(Dataset rows)
**********

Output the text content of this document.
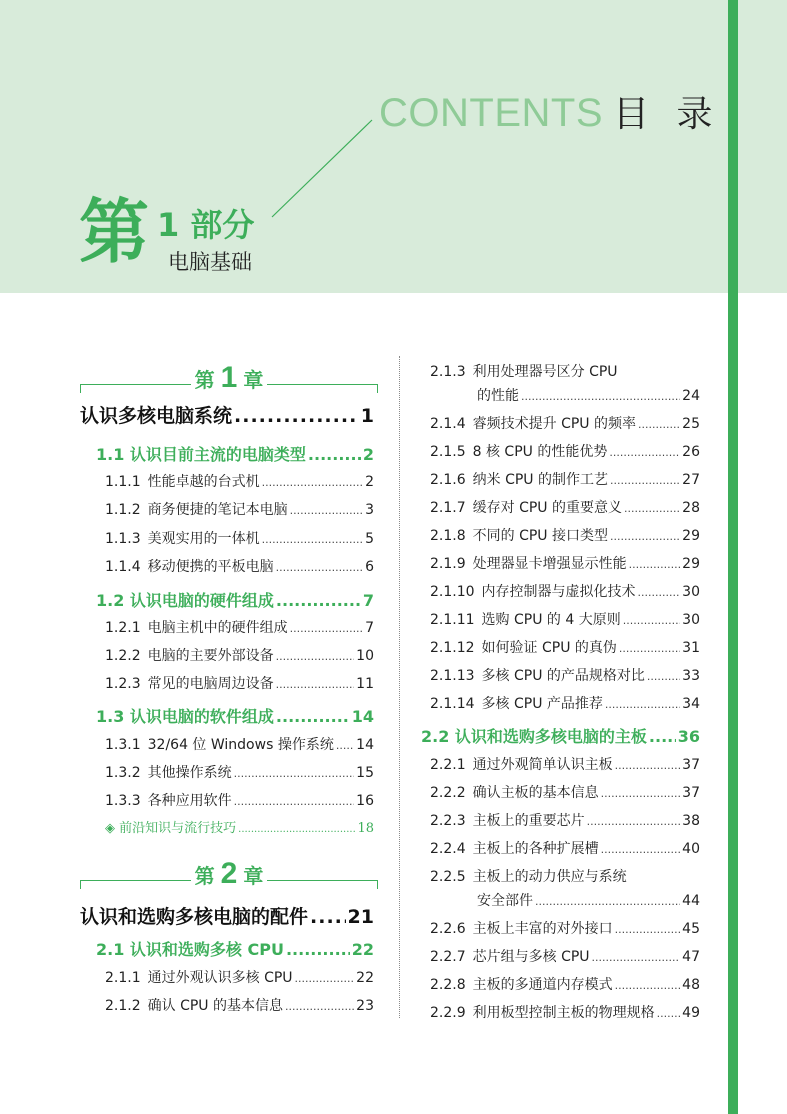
CONTENTS 目 录
第 1 部分
电脑基础
第 1 章
第 2 章
认识多核电脑系统 .....	1
1.1 认识目前主流的电脑类型 .....	2
1.1.1 性能卓越的台式机 .....	2
1.1.2 商务便捷的笔记本电脑 .....	3
1.1.3 美观实用的一体机 .....	5
1.1.4 移动便携的平板电脑 .....	6
1.2 认识电脑的硬件组成 .....	7
1.2.1 电脑主机中的硬件组成 .....	7
1.2.2 电脑的主要外部设备 .....	10
1.2.3 常见的电脑周边设备 .....	11
1.3 认识电脑的软件组成 .....	14
1.3.1 32/64 位 Windows 操作系统 ..... 14
1.3.2 其他操作系统 .....	15
1.3.3 各种应用软件 .....	16
◈ 前沿知识与流行技巧 .....	18
认识和选购多核电脑的配件 ..... 21
2.1 认识和选购多核 CPU .....	22
2.1.1 通过外观认识多核 CPU .....	22
2.1.2 确认 CPU 的基本信息 .....	23
2.1.3 利用处理器号区分 CPU
的性能 .....	24
2.1.4 睿频技术提升 CPU 的频率 .....	25
2.1.5 8 核 CPU 的性能优势 .....	26
2.1.6 纳米 CPU 的制作工艺 .....	27
2.1.7 缓存对 CPU 的重要意义 .....	28
2.1.8 不同的 CPU 接口类型 .....	29
2.1.9 处理器显卡增强显示性能 .....	29
2.1.10 内存控制器与虚拟化技术 .....	30
2.1.11 选购 CPU 的 4 大原则 .....	30
2.1.12 如何验证 CPU 的真伪 .....	31
2.1.13 多核 CPU 的产品规格对比 .....	33
2.1.14 多核 CPU 产品推荐 .....	34
2.2 认识和选购多核电脑的主板 ..... 36
2.2.1 通过外观简单认识主板 .....	37
2.2.2 确认主板的基本信息 .....	37
2.2.3 主板上的重要芯片 .....	38
2.2.4 主板上的各种扩展槽 .....	40
2.2.5 主板上的动力供应与系统
安全部件 .....	44
2.2.6 主板上丰富的对外接口 .....	45
2.2.7 芯片组与多核 CPU .....	47
2.2.8 主板的多通道内存模式 .....	48
2.2.9 利用板型控制主板的物理规格 ..... 49
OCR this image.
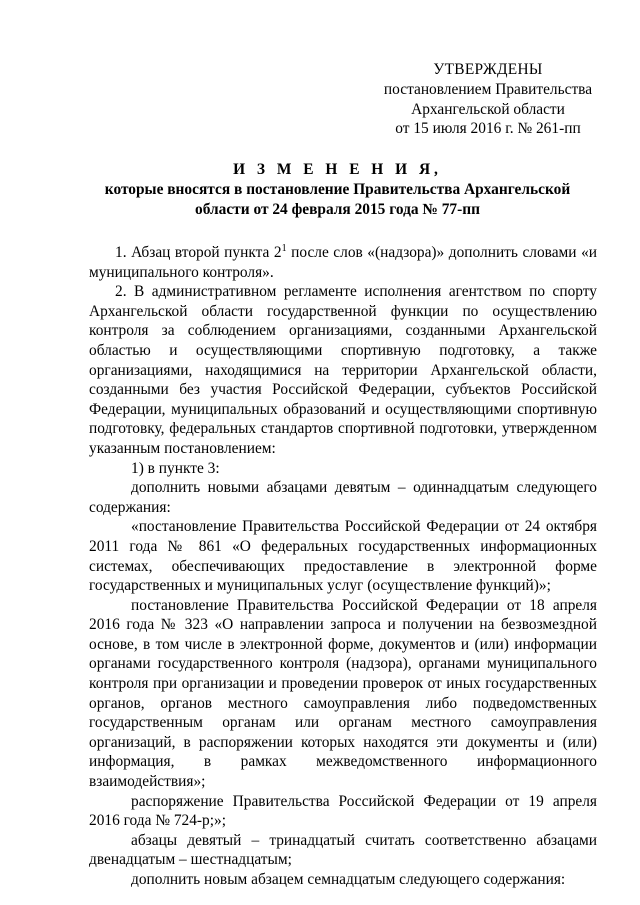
УТВЕРЖДЕНЫ
постановлением Правительства
Архангельской области
от 15 июля 2016 г. № 261-пп
И З М Е Н Е Н И Я,
которые вносятся в постановление Правительства Архангельской
области от 24 февраля 2015 года № 77-пп

1. Абзац второй пункта $2^1$ после слов «(надзора)» дополнить словами «и муниципального контроля».

2. В административном регламенте исполнения агентством по спорту Архангельской области государственной функции по осуществлению контроля за соблюдением организациями, созданными Архангельской областью и осуществляющими спортивную подготовку, а также организациями, находящимися на территории Архангельской области, созданными без участия Российской Федерации, субъектов Российской Федерации, муниципальных образований и осуществляющими спортивную подготовку, федеральных стандартов спортивной подготовки, утвержденном указанным постановлением:

1) в пункте 3:

дополнить новыми абзацами девятым – одиннадцатым следующего содержания:

«постановление Правительства Российской Федерации от 24 октября 2011 года № 861 «О федеральных государственных информационных системах, обеспечивающих предоставление в электронной форме государственных и муниципальных услуг (осуществление функций)»;

постановление Правительства Российской Федерации от 18 апреля 2016 года № 323 «О направлении запроса и получении на безвозмездной основе, в том числе в электронной форме, документов и (или) информации органами государственного контроля (надзора), органами муниципального контроля при организации и проведении проверок от иных государственных органов, органов местного самоуправления либо подведомственных государственным органам или органам местного самоуправления организаций, в распоряжении которых находятся эти документы и (или) информация, в рамках межведомственного информационного взаимодействия»;

распоряжение Правительства Российской Федерации от 19 апреля 2016 года № 724-р;»;

абзацы девятый – тринадцатый считать соответственно абзацами двенадцатым – шестнадцатым;

дополнить новым абзацем семнадцатым следующего содержания:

**********

* **Task to complete**: Using the records above, retype everything exactly except the pictures.

* **The result**:
Output the text content of this document.
CONTENTS 目 录
第 1 部分
电脑基础
第 1 章
第 2 章
认识多核电脑系统 .....	1
1.1 认识目前主流的电脑类型 .....	2
1.1.1 性能卓越的台式机 .....	2
1.1.2 商务便捷的笔记本电脑 .....	3
1.1.3 美观实用的一体机 .....	5
1.1.4 移动便携的平板电脑 .....	6
1.2 认识电脑的硬件组成 .....	7
1.2.1 电脑主机中的硬件组成 .....	7
1.2.2 电脑的主要外部设备 .....	10
1.2.3 常见的电脑周边设备 .....	11
1.3 认识电脑的软件组成 .....	14
1.3.1 32/64 位 Windows 操作系统 ..... 14
1.3.2 其他操作系统 .....	15
1.3.3 各种应用软件 .....	16
◈ 前沿知识与流行技巧 .....	18
认识和选购多核电脑的配件 ..... 21
2.1 认识和选购多核 CPU .....	22
2.1.1 通过外观认识多核 CPU .....	22
2.1.2 确认 CPU 的基本信息 .....	23
2.1.3 利用处理器号区分 CPU
的性能 .....	24
2.1.4 睿频技术提升 CPU 的频率 .....	25
2.1.5 8 核 CPU 的性能优势 .....	26
2.1.6 纳米 CPU 的制作工艺 .....	27
2.1.7 缓存对 CPU 的重要意义 .....	28
2.1.8 不同的 CPU 接口类型 .....	29
2.1.9 处理器显卡增强显示性能 .....	29
2.1.10 内存控制器与虚拟化技术 .....	30
2.1.11 选购 CPU 的 4 大原则 .....	30
2.1.12 如何验证 CPU 的真伪 .....	31
2.1.13 多核 CPU 的产品规格对比 .....	33
2.1.14 多核 CPU 产品推荐 .....	34
2.2 认识和选购多核电脑的主板 ..... 36
2.2.1 通过外观简单认识主板 .....	37
2.2.2 确认主板的基本信息 .....	37
2.2.3 主板上的重要芯片 .....	38
2.2.4 主板上的各种扩展槽 .....	40
2.2.5 主板上的动力供应与系统
安全部件 .....	44
2.2.6 主板上丰富的对外接口 .....	45
2.2.7 芯片组与多核 CPU .....	47
2.2.8 主板的多通道内存模式 .....	48
2.2.9 利用板型控制主板的物理规格 ..... 49
OCR this image.
УТВЕРЖДЕНЫ
постановлением Правительства
Архангельской области
от 15 июля 2016 г. № 261-пп
И З М Е Н Е Н И Я,
которые вносятся в постановление Правительства Архангельской
области от 24 февраля 2015 года № 77-пп

1. Абзац второй пункта $2^1$ после слов «(надзора)» дополнить словами «и муниципального контроля».

2. В административном регламенте исполнения агентством по спорту Архангельской области государственной функции по осуществлению контроля за соблюдением организациями, созданными Архангельской областью и осуществляющими спортивную подготовку, а также организациями, находящимися на территории Архангельской области, созданными без участия Российской Федерации, субъектов Российской Федерации, муниципальных образований и осуществляющими спортивную подготовку, федеральных стандартов спортивной подготовки, утвержденном указанным постановлением:

1) в пункте 3:

дополнить новыми абзацами девятым – одиннадцатым следующего содержания:

«постановление Правительства Российской Федерации от 24 октября 2011 года № 861 «О федеральных государственных информационных системах, обеспечивающих предоставление в электронной форме государственных и муниципальных услуг (осуществление функций)»;

постановление Правительства Российской Федерации от 18 апреля 2016 года № 323 «О направлении запроса и получении на безвозмездной основе, в том числе в электронной форме, документов и (или) информации органами государственного контроля (надзора), органами муниципального контроля при организации и проведении проверок от иных государственных органов, органов местного самоуправления либо подведомственных государственным органам или органам местного самоуправления организаций, в распоряжении которых находятся эти документы и (или) информация, в рамках межведомственного информационного взаимодействия»;

распоряжение Правительства Российской Федерации от 19 апреля 2016 года № 724-р;»;

абзацы девятый – тринадцатый считать соответственно абзацами двенадцатым – шестнадцатым;

дополнить новым абзацем семнадцатым следующего содержания:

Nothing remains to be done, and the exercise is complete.